[Begin DATA LISTING]

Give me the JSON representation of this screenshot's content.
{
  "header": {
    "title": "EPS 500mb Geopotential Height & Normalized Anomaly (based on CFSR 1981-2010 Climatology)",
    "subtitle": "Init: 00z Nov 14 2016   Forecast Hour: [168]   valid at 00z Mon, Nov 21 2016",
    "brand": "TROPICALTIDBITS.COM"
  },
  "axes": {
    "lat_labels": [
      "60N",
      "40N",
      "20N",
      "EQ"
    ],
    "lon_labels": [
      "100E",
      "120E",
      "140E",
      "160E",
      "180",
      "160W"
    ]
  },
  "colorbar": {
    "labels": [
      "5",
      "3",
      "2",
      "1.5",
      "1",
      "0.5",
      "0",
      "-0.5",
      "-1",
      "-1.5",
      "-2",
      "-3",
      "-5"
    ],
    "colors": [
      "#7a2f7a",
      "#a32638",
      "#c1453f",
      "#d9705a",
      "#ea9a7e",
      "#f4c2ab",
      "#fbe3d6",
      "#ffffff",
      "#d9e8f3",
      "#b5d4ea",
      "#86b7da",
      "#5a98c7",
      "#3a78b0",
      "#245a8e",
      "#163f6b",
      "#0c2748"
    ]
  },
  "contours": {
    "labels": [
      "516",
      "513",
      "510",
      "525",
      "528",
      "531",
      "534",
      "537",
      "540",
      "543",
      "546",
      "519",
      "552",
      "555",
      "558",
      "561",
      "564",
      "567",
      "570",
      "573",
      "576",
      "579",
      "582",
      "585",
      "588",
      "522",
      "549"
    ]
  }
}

[End DATA LISTING]

> TASK REQUIREMENTS
Copy all the lines, exactly.

> TASK ANSWER
Give me the JSON representation of this screenshot's content.
{
  "header": {
    "title": "EPS 500mb Geopotential Height & Normalized Anomaly (based on CFSR 1981-2010 Climatology)",
    "subtitle": "Init: 00z Nov 14 2016   Forecast Hour: [168]   valid at 00z Mon, Nov 21 2016",
    "brand": "TROPICALTIDBITS.COM"
  },
  "axes": {
    "lat_labels": [
      "60N",
      "40N",
      "20N",
      "EQ"
    ],
    "lon_labels": [
      "100E",
      "120E",
      "140E",
      "160E",
      "180",
      "160W"
    ]
  },
  "colorbar": {
    "labels": [
      "5",
      "3",
      "2",
      "1.5",
      "1",
      "0.5",
      "0",
      "-0.5",
      "-1",
      "-1.5",
      "-2",
      "-3",
      "-5"
    ],
    "colors": [
      "#7a2f7a",
      "#a32638",
      "#c1453f",
      "#d9705a",
      "#ea9a7e",
      "#f4c2ab",
      "#fbe3d6",
      "#ffffff",
      "#d9e8f3",
      "#b5d4ea",
      "#86b7da",
      "#5a98c7",
      "#3a78b0",
      "#245a8e",
      "#163f6b",
      "#0c2748"
    ]
  },
  "contours": {
    "labels": [
      "516",
      "513",
      "510",
      "525",
      "528",
      "531",
      "534",
      "537",
      "540",
      "543",
      "546",
      "519",
      "552",
      "555",
      "558",
      "561",
      "564",
      "567",
      "570",
      "573",
      "576",
      "579",
      "582",
      "585",
      "588",
      "522",
      "549"
    ]
  }
}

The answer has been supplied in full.